DIRECTION -> Print the records below word for word, but leave out the pictures.

----------------------------------------

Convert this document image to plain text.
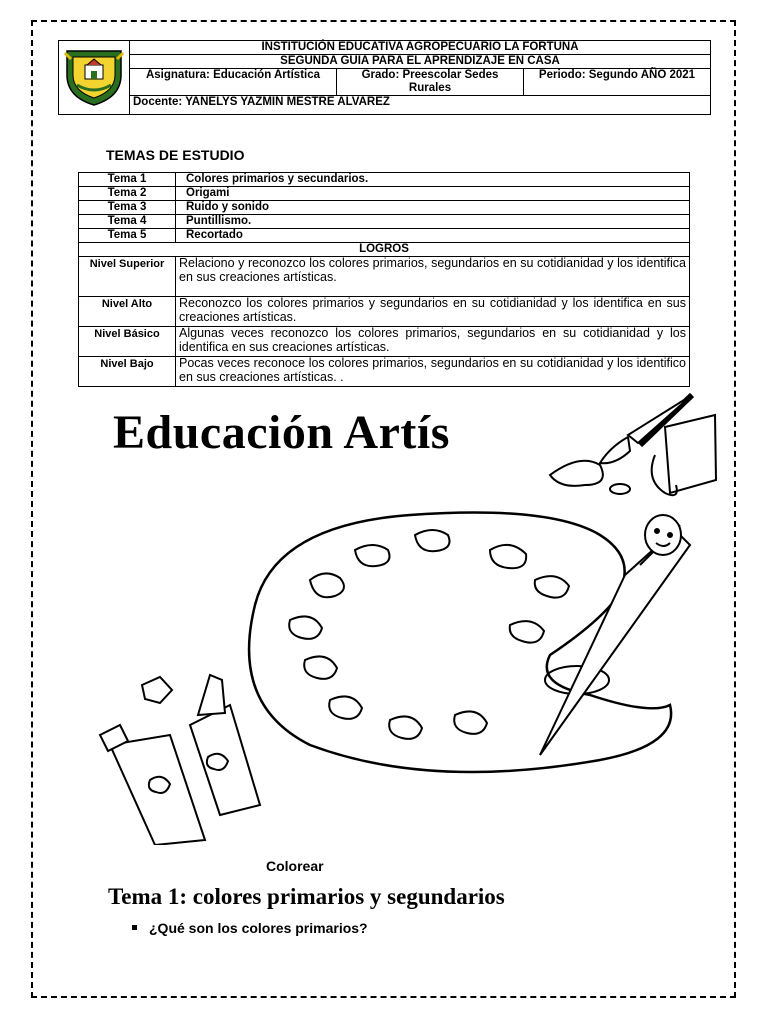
	INSTITUCIÓN EDUCATIVA AGROPECUARIO LA FORTUNA		
	SEGUNDA GUIA PARA EL APRENDIZAJE EN CASA		
	Asignatura: Educación Artística	Grado: Preescolar Sedes Rurales	Periodo: Segundo AÑO 2021
	Docente: YANELYS YAZMIN MESTRE ALVAREZ		
TEMAS DE ESTUDIO
Tema 1	Colores primarios y secundarios.
Tema 2	Origami
Tema 3	Ruido y sonido
Tema 4	Puntillismo.
Tema 5	Recortado
LOGROS	
Nivel Superior	Relaciono y reconozco los colores primarios, segundarios en su cotidianidad y los identifica en sus creaciones artísticas.
Nivel Alto	Reconozco los colores primarios y segundarios en su cotidianidad y los identifica en sus creaciones artísticas.
Nivel Básico	Algunas veces reconozco los colores primarios, segundarios en su cotidianidad y los identifica en sus creaciones artísticas.
Nivel Bajo	Pocas veces reconoce los colores primarios, segundarios en su cotidianidad y los identifico en sus creaciones artísticas. .
Educación Artís
Colorear
Tema 1: colores primarios y segundarios
¿Qué son los colores primarios?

----------------------------------------

ANSWER BELOW ->
Convert this document image to plain text.
	INSTITUCIÓN EDUCATIVA AGROPECUARIO LA FORTUNA		
	SEGUNDA GUIA PARA EL APRENDIZAJE EN CASA		
	Asignatura: Educación Artística	Grado: Preescolar Sedes Rurales	Periodo: Segundo AÑO 2021
	Docente: YANELYS YAZMIN MESTRE ALVAREZ		
TEMAS DE ESTUDIO
Tema 1	Colores primarios y secundarios.
Tema 2	Origami
Tema 3	Ruido y sonido
Tema 4	Puntillismo.
Tema 5	Recortado
LOGROS	
Nivel Superior	Relaciono y reconozco los colores primarios, segundarios en su cotidianidad y los identifica en sus creaciones artísticas.
Nivel Alto	Reconozco los colores primarios y segundarios en su cotidianidad y los identifica en sus creaciones artísticas.
Nivel Básico	Algunas veces reconozco los colores primarios, segundarios en su cotidianidad y los identifica en sus creaciones artísticas.
Nivel Bajo	Pocas veces reconoce los colores primarios, segundarios en su cotidianidad y los identifico en sus creaciones artísticas. .
Educación Artís
Colorear
Tema 1: colores primarios y segundarios
¿Qué son los colores primarios?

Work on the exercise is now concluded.